• **Request**: Which lines hold the word "divisions"? Copy each one.

• **Supplied data**:

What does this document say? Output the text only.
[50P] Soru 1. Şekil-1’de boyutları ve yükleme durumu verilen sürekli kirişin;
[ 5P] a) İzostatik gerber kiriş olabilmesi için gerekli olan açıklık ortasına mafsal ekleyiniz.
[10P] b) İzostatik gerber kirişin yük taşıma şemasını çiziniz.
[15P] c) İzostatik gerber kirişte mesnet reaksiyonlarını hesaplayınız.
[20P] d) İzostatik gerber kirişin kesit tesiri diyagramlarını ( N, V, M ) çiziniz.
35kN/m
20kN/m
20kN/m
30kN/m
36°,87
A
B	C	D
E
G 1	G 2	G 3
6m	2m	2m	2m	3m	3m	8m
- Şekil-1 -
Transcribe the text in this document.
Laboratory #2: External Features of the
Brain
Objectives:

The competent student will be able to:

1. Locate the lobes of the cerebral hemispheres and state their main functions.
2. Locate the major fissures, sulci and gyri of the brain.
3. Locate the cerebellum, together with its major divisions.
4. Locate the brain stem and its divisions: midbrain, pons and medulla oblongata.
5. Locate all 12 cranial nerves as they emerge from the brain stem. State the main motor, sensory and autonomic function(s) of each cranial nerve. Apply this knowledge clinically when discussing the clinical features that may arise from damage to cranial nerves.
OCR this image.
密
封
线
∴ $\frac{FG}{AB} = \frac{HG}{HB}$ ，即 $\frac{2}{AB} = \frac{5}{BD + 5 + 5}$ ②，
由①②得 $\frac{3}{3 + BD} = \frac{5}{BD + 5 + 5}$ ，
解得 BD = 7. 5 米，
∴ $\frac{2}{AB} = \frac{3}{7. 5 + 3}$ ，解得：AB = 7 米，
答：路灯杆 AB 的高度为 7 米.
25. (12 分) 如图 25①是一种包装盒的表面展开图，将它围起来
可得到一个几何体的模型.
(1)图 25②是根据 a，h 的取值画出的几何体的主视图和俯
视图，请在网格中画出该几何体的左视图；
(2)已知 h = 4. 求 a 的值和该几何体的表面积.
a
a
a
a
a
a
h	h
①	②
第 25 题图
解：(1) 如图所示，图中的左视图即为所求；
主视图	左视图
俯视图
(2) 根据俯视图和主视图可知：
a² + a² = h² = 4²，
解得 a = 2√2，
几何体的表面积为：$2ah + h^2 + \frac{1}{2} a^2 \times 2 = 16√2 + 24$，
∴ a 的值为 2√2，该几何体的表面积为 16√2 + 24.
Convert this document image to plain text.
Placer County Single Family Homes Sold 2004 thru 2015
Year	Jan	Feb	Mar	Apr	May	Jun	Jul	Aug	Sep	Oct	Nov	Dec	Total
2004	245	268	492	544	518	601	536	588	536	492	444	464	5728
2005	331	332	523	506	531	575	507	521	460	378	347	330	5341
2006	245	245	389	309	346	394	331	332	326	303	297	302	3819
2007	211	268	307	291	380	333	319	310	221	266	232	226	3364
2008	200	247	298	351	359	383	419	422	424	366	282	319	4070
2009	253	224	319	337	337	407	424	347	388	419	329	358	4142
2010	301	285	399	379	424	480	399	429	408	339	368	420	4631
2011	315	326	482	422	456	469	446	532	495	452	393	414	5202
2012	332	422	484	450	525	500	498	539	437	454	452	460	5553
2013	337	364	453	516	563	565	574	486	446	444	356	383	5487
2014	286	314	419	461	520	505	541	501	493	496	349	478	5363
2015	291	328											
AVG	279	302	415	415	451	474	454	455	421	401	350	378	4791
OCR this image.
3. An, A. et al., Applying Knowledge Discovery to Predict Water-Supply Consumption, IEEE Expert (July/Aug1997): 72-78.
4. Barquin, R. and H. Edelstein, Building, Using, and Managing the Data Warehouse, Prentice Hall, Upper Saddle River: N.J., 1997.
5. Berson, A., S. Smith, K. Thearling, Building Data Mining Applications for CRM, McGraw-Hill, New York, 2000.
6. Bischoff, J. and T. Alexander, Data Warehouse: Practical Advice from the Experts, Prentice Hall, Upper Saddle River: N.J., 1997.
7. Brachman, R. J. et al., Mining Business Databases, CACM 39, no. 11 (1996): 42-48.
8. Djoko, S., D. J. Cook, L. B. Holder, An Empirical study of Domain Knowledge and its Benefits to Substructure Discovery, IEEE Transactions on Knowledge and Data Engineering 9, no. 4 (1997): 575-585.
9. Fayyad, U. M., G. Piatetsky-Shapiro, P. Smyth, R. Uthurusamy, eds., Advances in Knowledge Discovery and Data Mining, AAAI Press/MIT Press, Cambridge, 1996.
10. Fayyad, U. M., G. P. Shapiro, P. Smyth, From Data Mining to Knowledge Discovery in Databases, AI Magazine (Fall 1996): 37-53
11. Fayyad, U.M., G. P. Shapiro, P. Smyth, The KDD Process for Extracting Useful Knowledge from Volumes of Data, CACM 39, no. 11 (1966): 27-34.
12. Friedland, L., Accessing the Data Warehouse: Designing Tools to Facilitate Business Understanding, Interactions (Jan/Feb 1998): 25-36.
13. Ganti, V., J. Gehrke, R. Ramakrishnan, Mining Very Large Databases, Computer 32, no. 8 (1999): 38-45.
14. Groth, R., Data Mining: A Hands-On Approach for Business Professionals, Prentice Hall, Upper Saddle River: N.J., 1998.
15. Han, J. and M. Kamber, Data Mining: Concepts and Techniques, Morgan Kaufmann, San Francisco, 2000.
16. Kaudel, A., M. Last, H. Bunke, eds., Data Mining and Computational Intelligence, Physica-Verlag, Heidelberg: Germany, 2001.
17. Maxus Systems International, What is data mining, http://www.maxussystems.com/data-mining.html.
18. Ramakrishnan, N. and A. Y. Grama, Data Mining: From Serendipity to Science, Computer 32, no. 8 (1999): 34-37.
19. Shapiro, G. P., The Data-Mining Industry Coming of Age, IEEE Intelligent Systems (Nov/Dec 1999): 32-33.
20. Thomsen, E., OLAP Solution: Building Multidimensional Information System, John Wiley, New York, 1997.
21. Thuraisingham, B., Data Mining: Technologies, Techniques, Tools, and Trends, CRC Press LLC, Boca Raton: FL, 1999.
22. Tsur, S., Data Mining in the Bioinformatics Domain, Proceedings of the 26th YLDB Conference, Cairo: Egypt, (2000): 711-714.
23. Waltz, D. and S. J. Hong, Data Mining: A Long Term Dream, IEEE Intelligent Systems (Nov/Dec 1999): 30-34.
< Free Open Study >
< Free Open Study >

• **Expected answer**:
3. Locate the cerebellum, together with its major divisions.
4. Locate the brain stem and its divisions: midbrain, pons and medulla oblongata.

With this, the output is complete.